The problem: Find every line in the records below that holds the word "deux" and copy it.

Given entries:
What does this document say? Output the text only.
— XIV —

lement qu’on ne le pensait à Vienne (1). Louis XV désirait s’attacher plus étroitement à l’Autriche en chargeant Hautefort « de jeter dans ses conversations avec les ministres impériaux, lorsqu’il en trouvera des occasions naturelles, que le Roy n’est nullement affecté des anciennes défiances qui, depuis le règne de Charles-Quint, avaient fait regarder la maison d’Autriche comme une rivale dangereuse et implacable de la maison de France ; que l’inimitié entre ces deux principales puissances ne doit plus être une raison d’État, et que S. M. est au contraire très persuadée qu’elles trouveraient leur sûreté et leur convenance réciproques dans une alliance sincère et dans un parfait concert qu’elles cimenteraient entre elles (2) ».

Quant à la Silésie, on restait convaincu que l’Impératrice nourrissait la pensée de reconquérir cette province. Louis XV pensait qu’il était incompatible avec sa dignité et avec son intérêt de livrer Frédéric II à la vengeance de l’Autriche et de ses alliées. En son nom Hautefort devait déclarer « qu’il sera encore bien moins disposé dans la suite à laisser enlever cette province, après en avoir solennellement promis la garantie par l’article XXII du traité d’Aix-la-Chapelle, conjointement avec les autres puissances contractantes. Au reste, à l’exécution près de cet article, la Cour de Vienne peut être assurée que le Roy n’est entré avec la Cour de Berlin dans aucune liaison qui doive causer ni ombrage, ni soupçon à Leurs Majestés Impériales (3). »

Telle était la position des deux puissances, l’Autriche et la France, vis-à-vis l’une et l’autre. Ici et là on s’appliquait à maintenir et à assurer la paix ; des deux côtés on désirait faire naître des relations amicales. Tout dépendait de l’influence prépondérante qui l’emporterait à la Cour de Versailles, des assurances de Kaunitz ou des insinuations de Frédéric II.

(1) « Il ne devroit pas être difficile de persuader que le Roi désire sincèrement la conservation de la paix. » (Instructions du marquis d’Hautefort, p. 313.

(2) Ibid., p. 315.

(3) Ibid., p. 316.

Expected answer:
lement qu’on ne le pensait à Vienne (1). Louis XV désirait s’attacher plus étroitement à l’Autriche en chargeant Hautefort « de jeter dans ses conversations avec les ministres impériaux, lorsqu’il en trouvera des occasions naturelles, que le Roy n’est nullement affecté des anciennes défiances qui, depuis le règne de Charles-Quint, avaient fait regarder la maison d’Autriche comme une rivale dangereuse et implacable de la maison de France ; que l’inimitié entre ces deux principales puissances ne doit plus être une raison d’État, et que S. M. est au contraire très persuadée qu’elles trouveraient leur sûreté et leur convenance réciproques dans une alliance sincère et dans un parfait concert qu’elles cimenteraient entre elles (2) ».
Telle était la position des deux puissances, l’Autriche et la France, vis-à-vis l’une et l’autre. Ici et là on s’appliquait à maintenir et à assurer la paix ; des deux côtés on désirait faire naître des relations amicales. Tout dépendait de l’influence prépondérante qui l’emporterait à la Cour de Versailles, des assurances de Kaunitz ou des insinuations de Frédéric II.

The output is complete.